Dataset items
____
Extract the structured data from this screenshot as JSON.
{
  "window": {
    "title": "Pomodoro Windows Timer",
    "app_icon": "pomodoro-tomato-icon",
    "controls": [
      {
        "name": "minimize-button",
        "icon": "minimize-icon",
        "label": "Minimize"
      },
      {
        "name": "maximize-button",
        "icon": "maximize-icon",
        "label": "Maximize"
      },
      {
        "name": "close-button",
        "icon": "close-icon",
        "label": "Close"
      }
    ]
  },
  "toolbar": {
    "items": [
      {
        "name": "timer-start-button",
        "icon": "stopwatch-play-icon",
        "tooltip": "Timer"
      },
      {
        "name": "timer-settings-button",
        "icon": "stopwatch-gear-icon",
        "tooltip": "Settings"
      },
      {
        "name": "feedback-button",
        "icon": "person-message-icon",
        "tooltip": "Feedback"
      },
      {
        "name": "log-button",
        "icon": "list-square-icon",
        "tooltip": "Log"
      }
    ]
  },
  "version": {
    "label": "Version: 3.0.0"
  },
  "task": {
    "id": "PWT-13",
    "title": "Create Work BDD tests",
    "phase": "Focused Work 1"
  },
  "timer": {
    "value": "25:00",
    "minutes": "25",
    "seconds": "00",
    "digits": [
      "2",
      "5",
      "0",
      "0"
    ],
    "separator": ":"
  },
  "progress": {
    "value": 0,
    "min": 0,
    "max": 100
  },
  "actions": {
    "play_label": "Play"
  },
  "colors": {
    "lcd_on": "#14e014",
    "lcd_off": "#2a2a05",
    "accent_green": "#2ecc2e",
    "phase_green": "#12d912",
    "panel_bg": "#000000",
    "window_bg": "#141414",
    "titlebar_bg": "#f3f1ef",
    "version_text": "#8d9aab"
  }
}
____
- What the task requires -
Each record must be repeated exactly as it is.

- Complete answer -
Extract the structured data from this screenshot as JSON.
{
  "window": {
    "title": "Pomodoro Windows Timer",
    "app_icon": "pomodoro-tomato-icon",
    "controls": [
      {
        "name": "minimize-button",
        "icon": "minimize-icon",
        "label": "Minimize"
      },
      {
        "name": "maximize-button",
        "icon": "maximize-icon",
        "label": "Maximize"
      },
      {
        "name": "close-button",
        "icon": "close-icon",
        "label": "Close"
      }
    ]
  },
  "toolbar": {
    "items": [
      {
        "name": "timer-start-button",
        "icon": "stopwatch-play-icon",
        "tooltip": "Timer"
      },
      {
        "name": "timer-settings-button",
        "icon": "stopwatch-gear-icon",
        "tooltip": "Settings"
      },
      {
        "name": "feedback-button",
        "icon": "person-message-icon",
        "tooltip": "Feedback"
      },
      {
        "name": "log-button",
        "icon": "list-square-icon",
        "tooltip": "Log"
      }
    ]
  },
  "version": {
    "label": "Version: 3.0.0"
  },
  "task": {
    "id": "PWT-13",
    "title": "Create Work BDD tests",
    "phase": "Focused Work 1"
  },
  "timer": {
    "value": "25:00",
    "minutes": "25",
    "seconds": "00",
    "digits": [
      "2",
      "5",
      "0",
      "0"
    ],
    "separator": ":"
  },
  "progress": {
    "value": 0,
    "min": 0,
    "max": 100
  },
  "actions": {
    "play_label": "Play"
  },
  "colors": {
    "lcd_on": "#14e014",
    "lcd_off": "#2a2a05",
    "accent_green": "#2ecc2e",
    "phase_green": "#12d912",
    "panel_bg": "#000000",
    "window_bg": "#141414",
    "titlebar_bg": "#f3f1ef",
    "version_text": "#8d9aab"
  }
}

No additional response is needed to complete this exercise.